» **DIRECTIONS**: Repeat the material exactly, every line of it.

-- BEGIN SOURCE DATA --

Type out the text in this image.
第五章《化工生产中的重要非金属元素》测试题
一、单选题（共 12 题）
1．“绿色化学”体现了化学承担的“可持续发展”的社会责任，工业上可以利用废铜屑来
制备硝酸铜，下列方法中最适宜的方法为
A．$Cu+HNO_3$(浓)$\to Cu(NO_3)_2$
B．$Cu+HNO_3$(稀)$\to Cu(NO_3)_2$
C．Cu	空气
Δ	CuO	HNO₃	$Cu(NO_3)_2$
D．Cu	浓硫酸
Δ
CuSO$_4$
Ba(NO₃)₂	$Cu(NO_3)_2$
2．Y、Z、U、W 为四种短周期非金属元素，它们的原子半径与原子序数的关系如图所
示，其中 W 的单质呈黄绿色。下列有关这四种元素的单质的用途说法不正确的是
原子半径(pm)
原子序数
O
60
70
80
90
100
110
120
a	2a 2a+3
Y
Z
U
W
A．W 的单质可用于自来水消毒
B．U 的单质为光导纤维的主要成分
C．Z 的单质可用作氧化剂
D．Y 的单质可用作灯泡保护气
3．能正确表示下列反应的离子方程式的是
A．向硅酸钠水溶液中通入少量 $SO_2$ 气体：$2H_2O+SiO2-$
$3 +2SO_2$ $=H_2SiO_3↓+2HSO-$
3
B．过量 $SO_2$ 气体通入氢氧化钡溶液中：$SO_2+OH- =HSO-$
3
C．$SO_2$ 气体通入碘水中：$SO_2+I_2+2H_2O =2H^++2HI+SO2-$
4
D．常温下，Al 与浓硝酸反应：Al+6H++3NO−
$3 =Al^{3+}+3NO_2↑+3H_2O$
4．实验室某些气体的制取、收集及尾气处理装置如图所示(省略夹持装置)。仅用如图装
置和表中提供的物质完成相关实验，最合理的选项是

-- END SOURCE DATA --

» **ANSWER TO THE PROBLEM**:
Type out the text in this image.
第五章《化工生产中的重要非金属元素》测试题
一、单选题（共 12 题）
1．“绿色化学”体现了化学承担的“可持续发展”的社会责任，工业上可以利用废铜屑来
制备硝酸铜，下列方法中最适宜的方法为
A．$Cu+HNO_3$(浓)$\to Cu(NO_3)_2$
B．$Cu+HNO_3$(稀)$\to Cu(NO_3)_2$
C．Cu	空气
Δ	CuO	HNO₃	$Cu(NO_3)_2$
D．Cu	浓硫酸
Δ
CuSO$_4$
Ba(NO₃)₂	$Cu(NO_3)_2$
2．Y、Z、U、W 为四种短周期非金属元素，它们的原子半径与原子序数的关系如图所
示，其中 W 的单质呈黄绿色。下列有关这四种元素的单质的用途说法不正确的是
原子半径(pm)
原子序数
O
60
70
80
90
100
110
120
a	2a 2a+3
Y
Z
U
W
A．W 的单质可用于自来水消毒
B．U 的单质为光导纤维的主要成分
C．Z 的单质可用作氧化剂
D．Y 的单质可用作灯泡保护气
3．能正确表示下列反应的离子方程式的是
A．向硅酸钠水溶液中通入少量 $SO_2$ 气体：$2H_2O+SiO2-$
$3 +2SO_2$ $=H_2SiO_3↓+2HSO-$
3
B．过量 $SO_2$ 气体通入氢氧化钡溶液中：$SO_2+OH- =HSO-$
3
C．$SO_2$ 气体通入碘水中：$SO_2+I_2+2H_2O =2H^++2HI+SO2-$
4
D．常温下，Al 与浓硝酸反应：Al+6H++3NO−
$3 =Al^{3+}+3NO_2↑+3H_2O$
4．实验室某些气体的制取、收集及尾气处理装置如图所示(省略夹持装置)。仅用如图装
置和表中提供的物质完成相关实验，最合理的选项是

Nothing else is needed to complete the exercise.